» **Given problem**
Scan the records below. List lines holding "about".

» **Exercise material**
^^^^^^^^

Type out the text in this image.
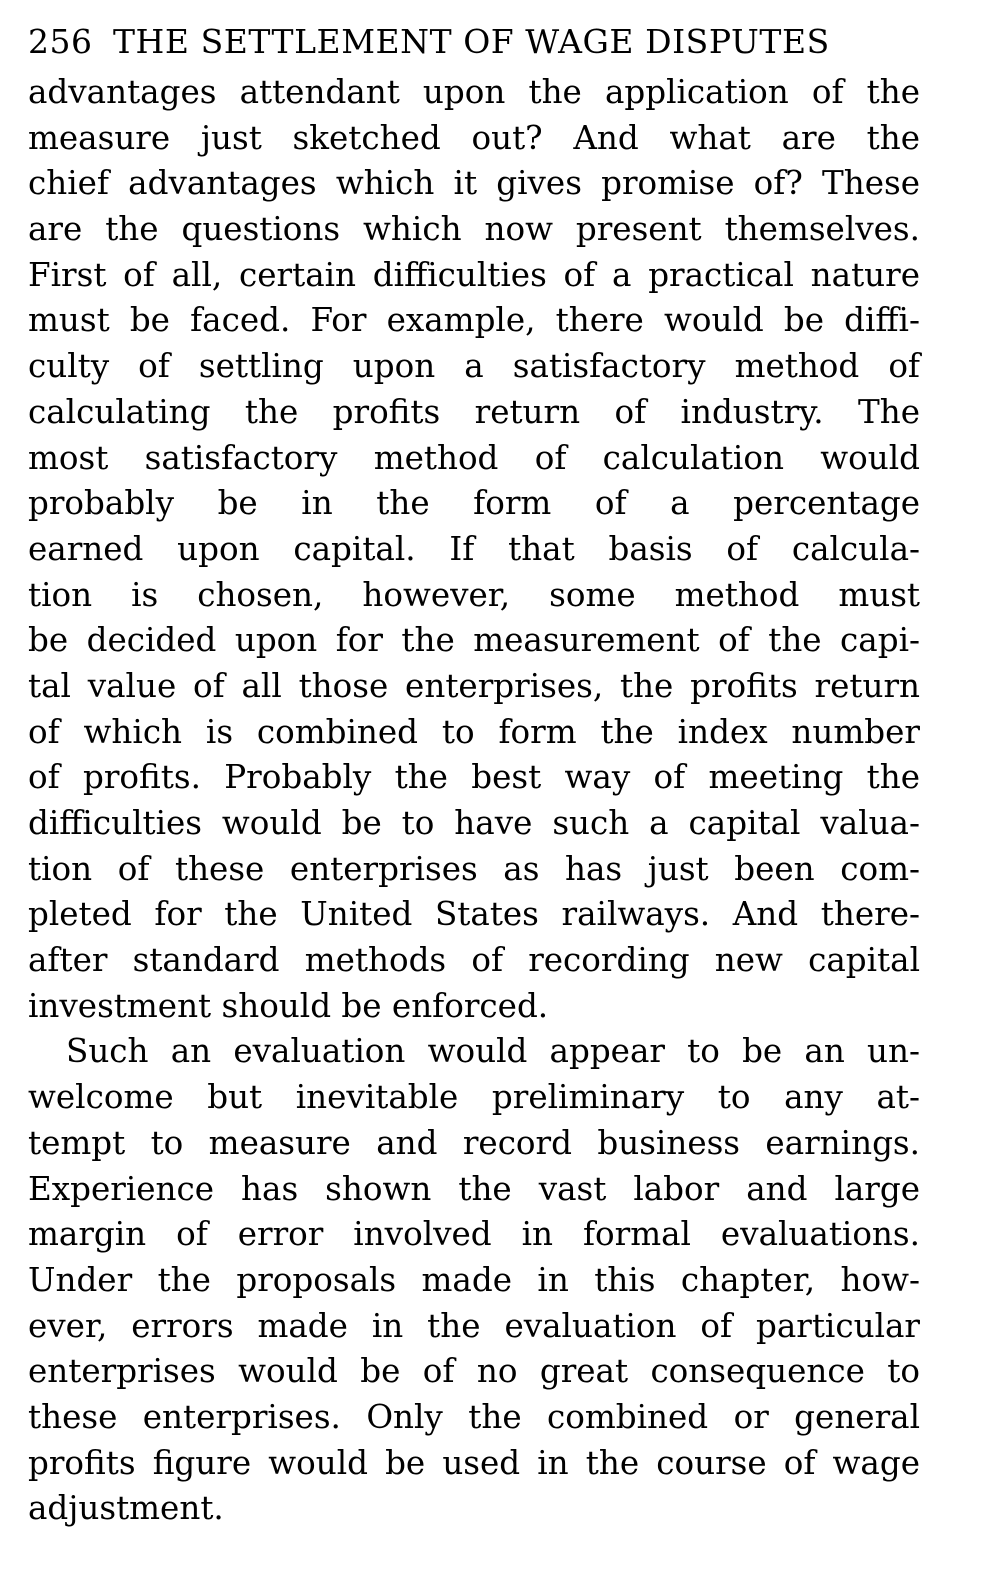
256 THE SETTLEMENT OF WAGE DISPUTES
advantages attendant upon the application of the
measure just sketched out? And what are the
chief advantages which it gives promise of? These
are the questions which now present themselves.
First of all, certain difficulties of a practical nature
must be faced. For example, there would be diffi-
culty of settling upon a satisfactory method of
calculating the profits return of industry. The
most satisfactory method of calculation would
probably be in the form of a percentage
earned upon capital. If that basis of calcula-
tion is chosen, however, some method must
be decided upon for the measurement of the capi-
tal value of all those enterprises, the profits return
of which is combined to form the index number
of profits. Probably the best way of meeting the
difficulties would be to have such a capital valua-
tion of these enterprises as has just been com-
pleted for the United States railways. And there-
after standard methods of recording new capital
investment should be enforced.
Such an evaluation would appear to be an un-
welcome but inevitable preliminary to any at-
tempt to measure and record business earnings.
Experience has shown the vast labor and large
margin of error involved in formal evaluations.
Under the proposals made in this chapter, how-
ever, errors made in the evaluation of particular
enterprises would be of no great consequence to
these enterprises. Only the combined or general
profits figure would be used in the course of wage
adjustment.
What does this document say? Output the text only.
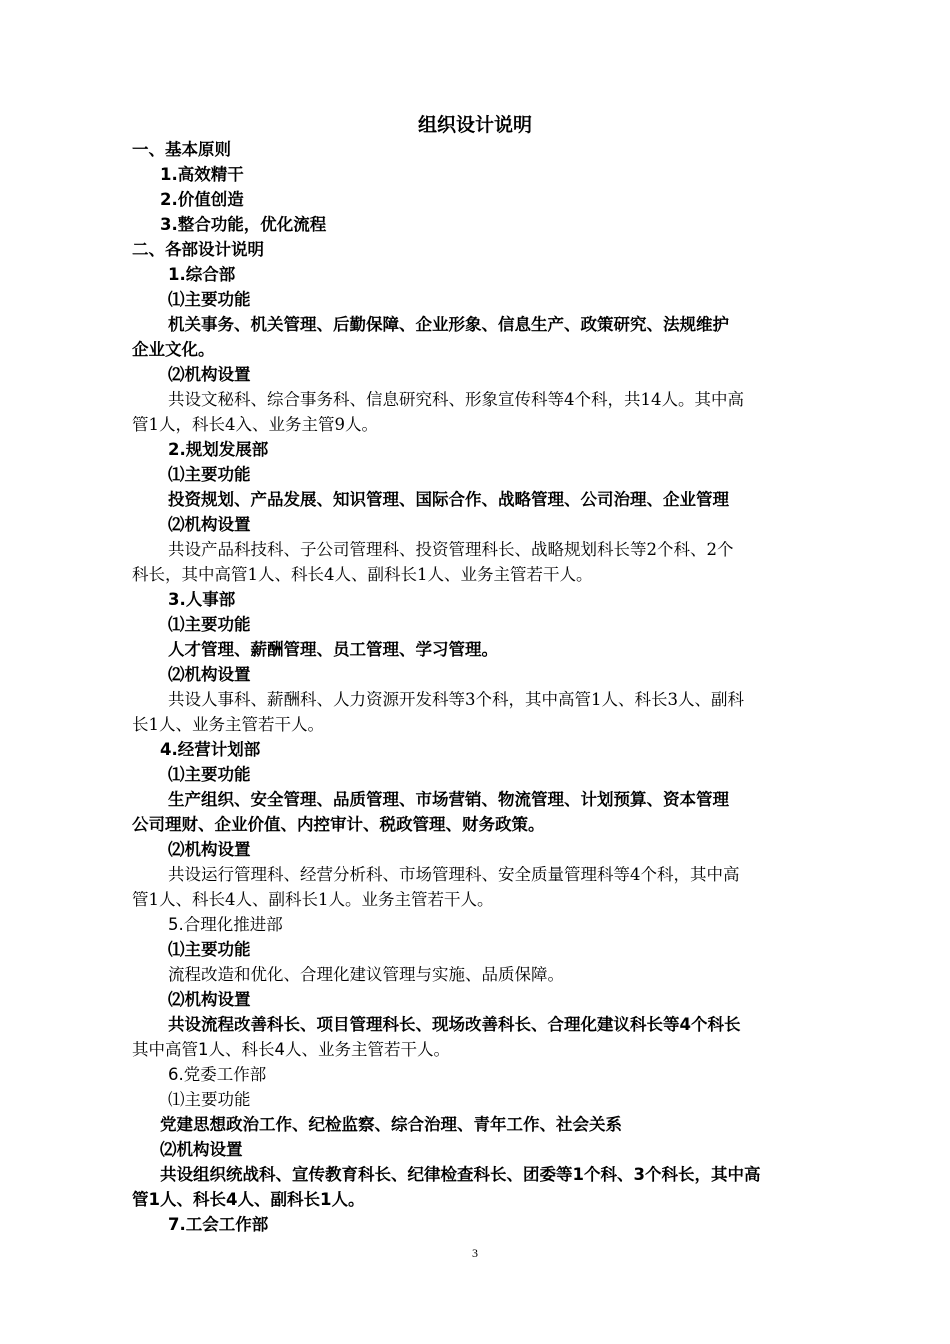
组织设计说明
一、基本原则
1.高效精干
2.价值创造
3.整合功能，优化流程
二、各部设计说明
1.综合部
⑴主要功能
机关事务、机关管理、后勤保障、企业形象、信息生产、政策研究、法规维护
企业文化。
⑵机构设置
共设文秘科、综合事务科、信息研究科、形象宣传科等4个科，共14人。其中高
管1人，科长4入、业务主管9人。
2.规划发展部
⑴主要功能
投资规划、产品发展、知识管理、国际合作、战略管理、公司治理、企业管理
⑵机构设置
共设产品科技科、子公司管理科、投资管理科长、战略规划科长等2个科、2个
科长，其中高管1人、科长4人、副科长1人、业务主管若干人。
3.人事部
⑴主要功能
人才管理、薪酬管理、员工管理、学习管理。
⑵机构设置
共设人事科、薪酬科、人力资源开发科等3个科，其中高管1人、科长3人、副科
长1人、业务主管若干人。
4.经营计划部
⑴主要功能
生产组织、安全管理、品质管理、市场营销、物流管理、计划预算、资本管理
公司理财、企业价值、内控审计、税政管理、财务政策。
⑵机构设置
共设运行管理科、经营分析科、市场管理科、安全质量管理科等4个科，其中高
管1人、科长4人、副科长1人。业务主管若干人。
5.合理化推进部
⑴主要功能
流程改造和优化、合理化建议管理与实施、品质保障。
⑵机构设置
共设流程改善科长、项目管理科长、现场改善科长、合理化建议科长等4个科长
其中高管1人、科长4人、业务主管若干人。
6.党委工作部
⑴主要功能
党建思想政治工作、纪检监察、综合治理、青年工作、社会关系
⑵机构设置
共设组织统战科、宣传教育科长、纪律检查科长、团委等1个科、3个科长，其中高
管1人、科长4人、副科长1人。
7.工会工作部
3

^^^^^^^^

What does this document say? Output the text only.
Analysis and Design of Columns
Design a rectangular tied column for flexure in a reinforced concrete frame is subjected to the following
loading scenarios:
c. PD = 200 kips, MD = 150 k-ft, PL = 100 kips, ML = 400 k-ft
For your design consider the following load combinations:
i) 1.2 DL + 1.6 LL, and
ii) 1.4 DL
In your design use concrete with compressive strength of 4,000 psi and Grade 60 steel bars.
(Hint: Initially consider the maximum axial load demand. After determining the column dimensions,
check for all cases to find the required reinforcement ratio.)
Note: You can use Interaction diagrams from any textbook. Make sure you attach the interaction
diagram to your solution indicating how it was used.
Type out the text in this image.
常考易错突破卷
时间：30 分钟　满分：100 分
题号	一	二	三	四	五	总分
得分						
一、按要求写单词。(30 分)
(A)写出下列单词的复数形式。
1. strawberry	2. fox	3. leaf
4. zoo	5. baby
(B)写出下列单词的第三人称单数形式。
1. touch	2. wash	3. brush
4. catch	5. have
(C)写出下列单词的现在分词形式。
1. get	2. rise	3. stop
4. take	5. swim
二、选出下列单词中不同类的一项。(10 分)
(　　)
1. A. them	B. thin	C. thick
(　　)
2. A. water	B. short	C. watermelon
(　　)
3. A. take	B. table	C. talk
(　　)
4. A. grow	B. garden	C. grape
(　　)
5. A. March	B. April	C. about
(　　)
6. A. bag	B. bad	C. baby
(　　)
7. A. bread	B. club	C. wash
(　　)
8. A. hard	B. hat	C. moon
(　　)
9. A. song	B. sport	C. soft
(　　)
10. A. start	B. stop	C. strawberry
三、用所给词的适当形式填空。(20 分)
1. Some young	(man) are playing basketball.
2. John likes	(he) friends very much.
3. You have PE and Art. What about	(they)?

^^^^^^^^

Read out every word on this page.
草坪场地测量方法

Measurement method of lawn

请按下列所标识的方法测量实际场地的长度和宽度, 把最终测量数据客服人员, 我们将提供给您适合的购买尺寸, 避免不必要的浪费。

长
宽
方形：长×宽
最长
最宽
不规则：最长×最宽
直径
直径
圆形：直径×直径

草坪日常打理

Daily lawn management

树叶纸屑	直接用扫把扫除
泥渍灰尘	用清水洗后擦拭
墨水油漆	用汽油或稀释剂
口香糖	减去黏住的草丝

^^^^^^^^

» **Complete output**
5. A. March	B. April	C. about
3. You have PE and Art. What about	(they)?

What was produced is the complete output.